Monday, September 26, 2011

Ursu Korean BBQ Tacos - Corner of Richards Street and West Georgia Street

I don’t spend much time downtown during the day, but occasionally, I have to go in for a meeting. That was the case one day last week. After my meeting, which went over the lunch hour, I was famished, but rushed, and with very little cash on me. I figured it was a good opportunity to try out some of the new Vancouver street food. I happened to pass by the Ursu Korean BBQ taco truck en route to my meeting and had been thinking about it all meeting long, so I returned to sample their wares. Before saying anything more, I should be up front about my food history. I lived in Mexico for year, and ate lots of great street food, including tacos. I also have had the good fortune to eat lots of Korean food, having lived in places in the US with large Korean populations. (I've even eaten at a great Cuban-Korean joint.) So the deck was stacked against this truck. It sounded intriguing, but I was skeptical. The blending of techniques and ingredients could work, but it could also fail miserably. I was hoping for greatness, but not betting on it.

▸ **LISTED ENTRIES**:

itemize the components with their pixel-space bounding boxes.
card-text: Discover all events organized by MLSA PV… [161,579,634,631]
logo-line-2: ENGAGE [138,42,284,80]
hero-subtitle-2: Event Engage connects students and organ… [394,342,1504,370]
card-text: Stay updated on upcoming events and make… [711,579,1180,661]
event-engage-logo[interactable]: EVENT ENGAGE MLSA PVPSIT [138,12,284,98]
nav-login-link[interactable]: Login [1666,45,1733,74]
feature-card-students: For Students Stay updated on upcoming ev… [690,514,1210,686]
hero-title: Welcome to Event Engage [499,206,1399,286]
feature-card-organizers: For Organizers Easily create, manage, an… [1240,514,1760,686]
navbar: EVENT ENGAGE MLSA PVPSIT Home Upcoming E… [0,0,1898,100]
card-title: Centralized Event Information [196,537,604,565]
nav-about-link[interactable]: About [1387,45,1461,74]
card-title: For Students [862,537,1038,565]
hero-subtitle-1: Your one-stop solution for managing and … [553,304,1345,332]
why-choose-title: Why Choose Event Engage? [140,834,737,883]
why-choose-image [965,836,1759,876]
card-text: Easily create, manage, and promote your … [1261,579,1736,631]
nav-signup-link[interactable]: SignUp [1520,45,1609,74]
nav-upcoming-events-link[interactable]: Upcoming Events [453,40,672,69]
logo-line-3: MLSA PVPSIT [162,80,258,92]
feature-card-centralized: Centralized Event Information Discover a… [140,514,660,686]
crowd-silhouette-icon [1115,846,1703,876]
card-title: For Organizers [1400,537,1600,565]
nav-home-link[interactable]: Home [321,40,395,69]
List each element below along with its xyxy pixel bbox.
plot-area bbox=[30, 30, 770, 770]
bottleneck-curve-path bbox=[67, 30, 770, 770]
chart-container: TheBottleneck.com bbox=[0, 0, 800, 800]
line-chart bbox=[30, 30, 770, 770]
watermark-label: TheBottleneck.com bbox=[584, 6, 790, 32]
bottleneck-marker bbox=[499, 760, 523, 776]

▸ **REQUESTS**:
a. Answer these questions using the taco truck post:
(i) At which street corner is the truck located?
(ii) What did the writer's meeting run over?
(iii) What kind of joint has the writer eaten at that mixed two cuisines?
b. Please carry the taco truck post forward from its final sentence.
The items come from a different source than the taco truck post.

▸ **ANSWER LIST**:
a.
(i) The corner of Richards Street and West Georgia Street.
(ii) The lunch hour.
(iii) A Cuban-Korean joint.

b.
The have a small menu, appropriate for a street vendor. I ordered two bulgogi beef soft tacos with optional kimchi. They were 2.99 each, so two tacos for basically 6 dollars. The soft corn tortillas were fresh (important for soft tacos), and large enough that 2 tacos was a decent sized lunch for one relatively hungry woman. (I was biking around that day, so hungrier than usual.) They were topped with the bulgogi beef, lettuce, cheese, and a tiny bit of kimchi. The beef was tender, but the strong flavour of the corn tortillas overwhelmed the delicate Korean marinade, compounded by the cheese. Don’t get me wrong, I love cheese, but I thought the combination was a little off.  I like my tacos and my Korean food with some heat, hence asking for the kimchi. Unfortunately, I got only one small piece of kimchi on each taco, which was not enough for me. Too restricted in heat ‘coverage’ to balance the sweetness of their bulgogi marinade (a little too sweet for me in all honesty).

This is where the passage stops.